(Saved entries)
'''

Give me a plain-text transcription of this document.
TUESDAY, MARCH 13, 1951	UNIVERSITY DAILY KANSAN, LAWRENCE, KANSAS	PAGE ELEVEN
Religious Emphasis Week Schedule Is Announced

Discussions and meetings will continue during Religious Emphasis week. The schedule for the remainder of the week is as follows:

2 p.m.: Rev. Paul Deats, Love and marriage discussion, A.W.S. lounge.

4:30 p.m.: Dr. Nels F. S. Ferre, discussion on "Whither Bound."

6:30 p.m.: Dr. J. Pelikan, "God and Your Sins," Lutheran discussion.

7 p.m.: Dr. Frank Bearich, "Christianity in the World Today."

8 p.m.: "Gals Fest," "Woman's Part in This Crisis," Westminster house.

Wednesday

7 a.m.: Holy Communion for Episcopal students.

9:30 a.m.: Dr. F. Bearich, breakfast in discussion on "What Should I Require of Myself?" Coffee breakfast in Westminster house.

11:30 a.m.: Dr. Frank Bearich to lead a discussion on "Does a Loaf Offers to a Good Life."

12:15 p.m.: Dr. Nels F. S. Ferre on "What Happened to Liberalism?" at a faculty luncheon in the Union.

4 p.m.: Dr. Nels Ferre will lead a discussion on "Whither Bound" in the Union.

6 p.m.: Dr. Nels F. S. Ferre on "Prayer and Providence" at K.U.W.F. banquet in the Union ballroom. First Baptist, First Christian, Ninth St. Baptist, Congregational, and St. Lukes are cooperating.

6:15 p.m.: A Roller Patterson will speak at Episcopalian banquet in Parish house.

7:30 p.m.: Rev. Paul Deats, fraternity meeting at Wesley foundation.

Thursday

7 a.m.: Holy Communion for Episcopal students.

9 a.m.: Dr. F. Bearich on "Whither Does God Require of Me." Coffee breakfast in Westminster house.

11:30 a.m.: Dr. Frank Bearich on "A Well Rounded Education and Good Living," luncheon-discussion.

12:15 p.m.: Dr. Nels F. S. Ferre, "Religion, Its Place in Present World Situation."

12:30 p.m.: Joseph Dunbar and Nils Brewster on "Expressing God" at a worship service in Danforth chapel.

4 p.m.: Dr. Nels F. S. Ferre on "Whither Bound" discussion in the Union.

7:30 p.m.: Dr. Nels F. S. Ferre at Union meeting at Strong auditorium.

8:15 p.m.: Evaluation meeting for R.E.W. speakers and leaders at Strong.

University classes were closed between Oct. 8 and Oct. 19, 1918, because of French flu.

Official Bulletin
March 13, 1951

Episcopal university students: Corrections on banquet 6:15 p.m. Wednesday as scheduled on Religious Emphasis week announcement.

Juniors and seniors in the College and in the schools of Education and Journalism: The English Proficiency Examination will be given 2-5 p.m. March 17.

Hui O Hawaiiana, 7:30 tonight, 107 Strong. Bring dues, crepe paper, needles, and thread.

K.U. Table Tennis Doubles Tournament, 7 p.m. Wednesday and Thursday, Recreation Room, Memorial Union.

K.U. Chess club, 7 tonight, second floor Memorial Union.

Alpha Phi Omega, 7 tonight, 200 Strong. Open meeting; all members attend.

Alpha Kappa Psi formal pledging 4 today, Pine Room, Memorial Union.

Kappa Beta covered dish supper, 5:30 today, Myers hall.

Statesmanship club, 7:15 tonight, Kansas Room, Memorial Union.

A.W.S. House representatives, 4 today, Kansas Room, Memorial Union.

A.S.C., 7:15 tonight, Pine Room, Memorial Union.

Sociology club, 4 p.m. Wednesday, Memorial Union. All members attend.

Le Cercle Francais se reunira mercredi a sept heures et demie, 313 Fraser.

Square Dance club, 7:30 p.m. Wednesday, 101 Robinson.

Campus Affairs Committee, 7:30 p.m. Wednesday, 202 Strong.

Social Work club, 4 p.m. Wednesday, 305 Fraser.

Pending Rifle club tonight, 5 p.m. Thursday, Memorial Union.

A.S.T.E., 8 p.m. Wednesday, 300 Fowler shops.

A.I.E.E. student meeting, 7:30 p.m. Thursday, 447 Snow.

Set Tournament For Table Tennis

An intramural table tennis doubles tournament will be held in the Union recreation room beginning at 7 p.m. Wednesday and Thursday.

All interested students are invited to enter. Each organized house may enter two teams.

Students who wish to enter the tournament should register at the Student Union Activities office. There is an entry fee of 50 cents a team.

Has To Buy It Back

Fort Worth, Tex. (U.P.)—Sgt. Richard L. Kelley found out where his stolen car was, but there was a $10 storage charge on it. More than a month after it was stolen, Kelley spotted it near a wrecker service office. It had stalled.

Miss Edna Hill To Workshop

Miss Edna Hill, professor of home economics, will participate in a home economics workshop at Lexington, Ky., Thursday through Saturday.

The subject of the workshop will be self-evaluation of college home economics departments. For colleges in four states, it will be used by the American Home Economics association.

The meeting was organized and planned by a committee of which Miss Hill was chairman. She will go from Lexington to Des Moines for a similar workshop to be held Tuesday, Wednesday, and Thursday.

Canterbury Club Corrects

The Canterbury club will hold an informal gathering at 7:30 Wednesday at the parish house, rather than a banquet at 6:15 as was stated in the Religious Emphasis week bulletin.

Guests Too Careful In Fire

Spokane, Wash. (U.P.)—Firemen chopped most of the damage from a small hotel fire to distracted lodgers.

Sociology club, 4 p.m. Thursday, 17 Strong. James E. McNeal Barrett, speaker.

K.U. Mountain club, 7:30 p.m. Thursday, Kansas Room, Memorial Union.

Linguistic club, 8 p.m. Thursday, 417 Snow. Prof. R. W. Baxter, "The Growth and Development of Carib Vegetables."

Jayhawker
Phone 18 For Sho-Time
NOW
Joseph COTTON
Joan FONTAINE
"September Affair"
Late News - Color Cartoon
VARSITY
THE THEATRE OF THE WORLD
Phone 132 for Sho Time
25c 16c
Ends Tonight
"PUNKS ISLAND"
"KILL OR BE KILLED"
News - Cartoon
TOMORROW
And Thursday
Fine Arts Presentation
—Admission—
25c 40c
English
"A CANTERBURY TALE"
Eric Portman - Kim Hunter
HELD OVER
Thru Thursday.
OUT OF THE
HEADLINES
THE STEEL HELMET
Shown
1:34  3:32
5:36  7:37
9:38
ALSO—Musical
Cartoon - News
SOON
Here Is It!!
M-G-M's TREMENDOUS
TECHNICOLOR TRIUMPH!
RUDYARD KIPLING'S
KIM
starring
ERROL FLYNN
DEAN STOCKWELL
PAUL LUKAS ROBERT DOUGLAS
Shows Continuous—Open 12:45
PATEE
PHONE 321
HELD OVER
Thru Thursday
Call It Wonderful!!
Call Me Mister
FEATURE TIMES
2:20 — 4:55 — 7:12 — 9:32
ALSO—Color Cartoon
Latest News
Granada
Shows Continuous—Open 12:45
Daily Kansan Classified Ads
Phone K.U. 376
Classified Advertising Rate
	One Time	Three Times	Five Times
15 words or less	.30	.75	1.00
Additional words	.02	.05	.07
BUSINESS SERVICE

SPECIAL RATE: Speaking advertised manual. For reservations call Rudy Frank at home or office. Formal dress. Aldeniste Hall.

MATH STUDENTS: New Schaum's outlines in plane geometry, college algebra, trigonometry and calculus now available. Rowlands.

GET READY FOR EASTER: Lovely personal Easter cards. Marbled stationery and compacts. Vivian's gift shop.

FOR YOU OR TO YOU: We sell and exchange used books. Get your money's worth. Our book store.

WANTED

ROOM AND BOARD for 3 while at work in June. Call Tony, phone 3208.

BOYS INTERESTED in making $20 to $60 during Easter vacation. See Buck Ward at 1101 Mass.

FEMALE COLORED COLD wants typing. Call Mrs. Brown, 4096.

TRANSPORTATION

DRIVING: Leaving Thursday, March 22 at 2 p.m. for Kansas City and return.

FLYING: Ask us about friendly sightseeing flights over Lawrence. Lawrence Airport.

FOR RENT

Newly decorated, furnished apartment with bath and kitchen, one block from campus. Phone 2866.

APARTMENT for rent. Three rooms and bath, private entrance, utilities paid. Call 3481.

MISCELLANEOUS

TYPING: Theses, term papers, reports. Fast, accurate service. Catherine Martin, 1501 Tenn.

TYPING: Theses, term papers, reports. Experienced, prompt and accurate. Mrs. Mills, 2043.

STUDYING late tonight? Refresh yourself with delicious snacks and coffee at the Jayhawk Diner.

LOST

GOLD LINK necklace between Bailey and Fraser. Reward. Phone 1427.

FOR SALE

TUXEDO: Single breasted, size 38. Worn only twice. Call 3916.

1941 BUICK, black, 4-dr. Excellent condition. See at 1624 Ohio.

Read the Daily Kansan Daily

'''

• [SHORT TASK] Track down all lines above with the string "papers" and copy them.

• [SOLUTION BELOW]
TYPING: Theses, term papers, reports. Fast, accurate service. Catherine Martin, 1501 Tenn.
TYPING: Theses, term papers, reports. Experienced, prompt and accurate. Mrs. Mills, 2043.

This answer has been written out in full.